** Start Exercise materials **

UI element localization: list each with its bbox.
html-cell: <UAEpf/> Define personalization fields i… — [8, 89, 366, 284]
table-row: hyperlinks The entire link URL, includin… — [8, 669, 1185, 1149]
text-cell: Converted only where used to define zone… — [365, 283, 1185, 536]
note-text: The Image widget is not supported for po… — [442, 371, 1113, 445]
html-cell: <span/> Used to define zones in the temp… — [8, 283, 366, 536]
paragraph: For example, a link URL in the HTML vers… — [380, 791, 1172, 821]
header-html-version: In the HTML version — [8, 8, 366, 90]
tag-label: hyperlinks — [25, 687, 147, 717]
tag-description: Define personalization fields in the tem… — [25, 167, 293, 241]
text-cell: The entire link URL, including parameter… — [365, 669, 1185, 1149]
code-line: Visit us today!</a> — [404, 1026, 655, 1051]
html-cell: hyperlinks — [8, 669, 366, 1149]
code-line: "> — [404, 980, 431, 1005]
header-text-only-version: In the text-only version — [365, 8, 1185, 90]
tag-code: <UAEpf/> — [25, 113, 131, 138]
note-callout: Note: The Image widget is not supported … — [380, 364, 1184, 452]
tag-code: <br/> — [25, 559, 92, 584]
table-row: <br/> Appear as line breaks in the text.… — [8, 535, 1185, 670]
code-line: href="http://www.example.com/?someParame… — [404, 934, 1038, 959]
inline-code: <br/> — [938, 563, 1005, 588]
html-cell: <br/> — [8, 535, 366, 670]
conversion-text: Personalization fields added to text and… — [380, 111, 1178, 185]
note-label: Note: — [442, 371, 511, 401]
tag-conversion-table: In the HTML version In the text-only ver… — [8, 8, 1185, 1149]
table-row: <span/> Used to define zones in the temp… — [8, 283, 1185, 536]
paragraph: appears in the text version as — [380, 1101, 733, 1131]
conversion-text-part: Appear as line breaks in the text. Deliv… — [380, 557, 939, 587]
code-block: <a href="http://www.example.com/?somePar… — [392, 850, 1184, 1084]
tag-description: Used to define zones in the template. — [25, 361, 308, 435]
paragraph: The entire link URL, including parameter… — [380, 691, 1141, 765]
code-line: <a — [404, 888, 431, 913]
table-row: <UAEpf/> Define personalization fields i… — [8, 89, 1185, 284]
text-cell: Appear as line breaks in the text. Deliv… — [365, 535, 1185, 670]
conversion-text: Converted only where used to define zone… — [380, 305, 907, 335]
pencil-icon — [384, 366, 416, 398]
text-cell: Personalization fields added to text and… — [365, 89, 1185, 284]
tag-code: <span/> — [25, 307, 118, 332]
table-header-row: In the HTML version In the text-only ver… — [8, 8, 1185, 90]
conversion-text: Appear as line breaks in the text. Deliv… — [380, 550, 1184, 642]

** End Exercise materials **

▶ **Written exercise**: Copy out all of the lines above word for word.

▶ **Correct output**:
UI element localization: list each with its bbox.
html-cell: <UAEpf/> Define personalization fields i… — [8, 89, 366, 284]
table-row: hyperlinks The entire link URL, includin… — [8, 669, 1185, 1149]
text-cell: Converted only where used to define zone… — [365, 283, 1185, 536]
note-text: The Image widget is not supported for po… — [442, 371, 1113, 445]
html-cell: <span/> Used to define zones in the temp… — [8, 283, 366, 536]
paragraph: For example, a link URL in the HTML vers… — [380, 791, 1172, 821]
header-html-version: In the HTML version — [8, 8, 366, 90]
tag-label: hyperlinks — [25, 687, 147, 717]
tag-description: Define personalization fields in the tem… — [25, 167, 293, 241]
text-cell: The entire link URL, including parameter… — [365, 669, 1185, 1149]
code-line: Visit us today!</a> — [404, 1026, 655, 1051]
html-cell: hyperlinks — [8, 669, 366, 1149]
code-line: "> — [404, 980, 431, 1005]
header-text-only-version: In the text-only version — [365, 8, 1185, 90]
tag-code: <UAEpf/> — [25, 113, 131, 138]
note-callout: Note: The Image widget is not supported … — [380, 364, 1184, 452]
tag-code: <br/> — [25, 559, 92, 584]
table-row: <br/> Appear as line breaks in the text.… — [8, 535, 1185, 670]
code-line: href="http://www.example.com/?someParame… — [404, 934, 1038, 959]
inline-code: <br/> — [938, 563, 1005, 588]
html-cell: <br/> — [8, 535, 366, 670]
conversion-text: Personalization fields added to text and… — [380, 111, 1178, 185]
note-label: Note: — [442, 371, 511, 401]
tag-conversion-table: In the HTML version In the text-only ver… — [8, 8, 1185, 1149]
table-row: <span/> Used to define zones in the temp… — [8, 283, 1185, 536]
paragraph: appears in the text version as — [380, 1101, 733, 1131]
conversion-text-part: Appear as line breaks in the text. Deliv… — [380, 557, 939, 587]
code-block: <a href="http://www.example.com/?somePar… — [392, 850, 1184, 1084]
tag-description: Used to define zones in the template. — [25, 361, 308, 435]
paragraph: The entire link URL, including parameter… — [380, 691, 1141, 765]
code-line: <a — [404, 888, 431, 913]
table-row: <UAEpf/> Define personalization fields i… — [8, 89, 1185, 284]
text-cell: Appear as line breaks in the text. Deliv… — [365, 535, 1185, 670]
conversion-text: Converted only where used to define zone… — [380, 305, 907, 335]
pencil-icon — [384, 366, 416, 398]
text-cell: Personalization fields added to text and… — [365, 89, 1185, 284]
tag-code: <span/> — [25, 307, 118, 332]
table-header-row: In the HTML version In the text-only ver… — [8, 8, 1185, 90]
conversion-text: Appear as line breaks in the text. Deliv… — [380, 550, 1184, 642]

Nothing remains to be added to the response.